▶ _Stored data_
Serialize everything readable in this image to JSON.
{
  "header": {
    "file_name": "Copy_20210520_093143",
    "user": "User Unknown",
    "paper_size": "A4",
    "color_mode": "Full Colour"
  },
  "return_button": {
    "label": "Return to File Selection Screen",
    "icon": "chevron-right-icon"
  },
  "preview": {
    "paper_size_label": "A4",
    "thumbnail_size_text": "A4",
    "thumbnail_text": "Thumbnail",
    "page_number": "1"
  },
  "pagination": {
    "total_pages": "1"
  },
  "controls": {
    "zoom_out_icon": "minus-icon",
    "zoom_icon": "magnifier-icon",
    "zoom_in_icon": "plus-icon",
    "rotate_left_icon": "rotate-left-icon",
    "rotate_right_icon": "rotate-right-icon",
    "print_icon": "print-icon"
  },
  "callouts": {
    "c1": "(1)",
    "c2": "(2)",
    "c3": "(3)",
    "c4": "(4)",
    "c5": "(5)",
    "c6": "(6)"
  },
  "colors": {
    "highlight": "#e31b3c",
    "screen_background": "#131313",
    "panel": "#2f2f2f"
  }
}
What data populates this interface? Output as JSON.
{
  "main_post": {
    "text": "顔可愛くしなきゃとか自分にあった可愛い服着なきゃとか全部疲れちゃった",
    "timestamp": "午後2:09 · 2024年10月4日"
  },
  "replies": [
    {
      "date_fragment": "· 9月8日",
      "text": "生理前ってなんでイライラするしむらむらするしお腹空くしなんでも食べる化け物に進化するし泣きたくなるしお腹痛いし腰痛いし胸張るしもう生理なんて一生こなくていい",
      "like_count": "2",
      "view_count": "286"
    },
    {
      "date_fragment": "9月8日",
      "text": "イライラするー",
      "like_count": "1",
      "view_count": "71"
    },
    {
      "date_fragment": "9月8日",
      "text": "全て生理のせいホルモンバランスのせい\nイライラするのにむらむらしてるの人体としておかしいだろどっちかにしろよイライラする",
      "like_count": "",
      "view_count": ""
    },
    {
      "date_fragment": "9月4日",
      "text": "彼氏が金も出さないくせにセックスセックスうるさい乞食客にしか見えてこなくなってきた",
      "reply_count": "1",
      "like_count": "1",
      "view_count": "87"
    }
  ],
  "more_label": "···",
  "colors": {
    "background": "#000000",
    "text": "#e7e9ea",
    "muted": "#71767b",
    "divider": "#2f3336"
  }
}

▶ _TASK OBJECTIVE_
Reproduce only the lines running from the one that contains "What data populates" to the last line of the records.

▶ _ANSWER BELOW_
What data populates this interface? Output as JSON.
{
  "main_post": {
    "text": "顔可愛くしなきゃとか自分にあった可愛い服着なきゃとか全部疲れちゃった",
    "timestamp": "午後2:09 · 2024年10月4日"
  },
  "replies": [
    {
      "date_fragment": "· 9月8日",
      "text": "生理前ってなんでイライラするしむらむらするしお腹空くしなんでも食べる化け物に進化するし泣きたくなるしお腹痛いし腰痛いし胸張るしもう生理なんて一生こなくていい",
      "like_count": "2",
      "view_count": "286"
    },
    {
      "date_fragment": "9月8日",
      "text": "イライラするー",
      "like_count": "1",
      "view_count": "71"
    },
    {
      "date_fragment": "9月8日",
      "text": "全て生理のせいホルモンバランスのせい\nイライラするのにむらむらしてるの人体としておかしいだろどっちかにしろよイライラする",
      "like_count": "",
      "view_count": ""
    },
    {
      "date_fragment": "9月4日",
      "text": "彼氏が金も出さないくせにセックスセックスうるさい乞食客にしか見えてこなくなってきた",
      "reply_count": "1",
      "like_count": "1",
      "view_count": "87"
    }
  ],
  "more_label": "···",
  "colors": {
    "background": "#000000",
    "text": "#e7e9ea",
    "muted": "#71767b",
    "divider": "#2f3336"
  }
}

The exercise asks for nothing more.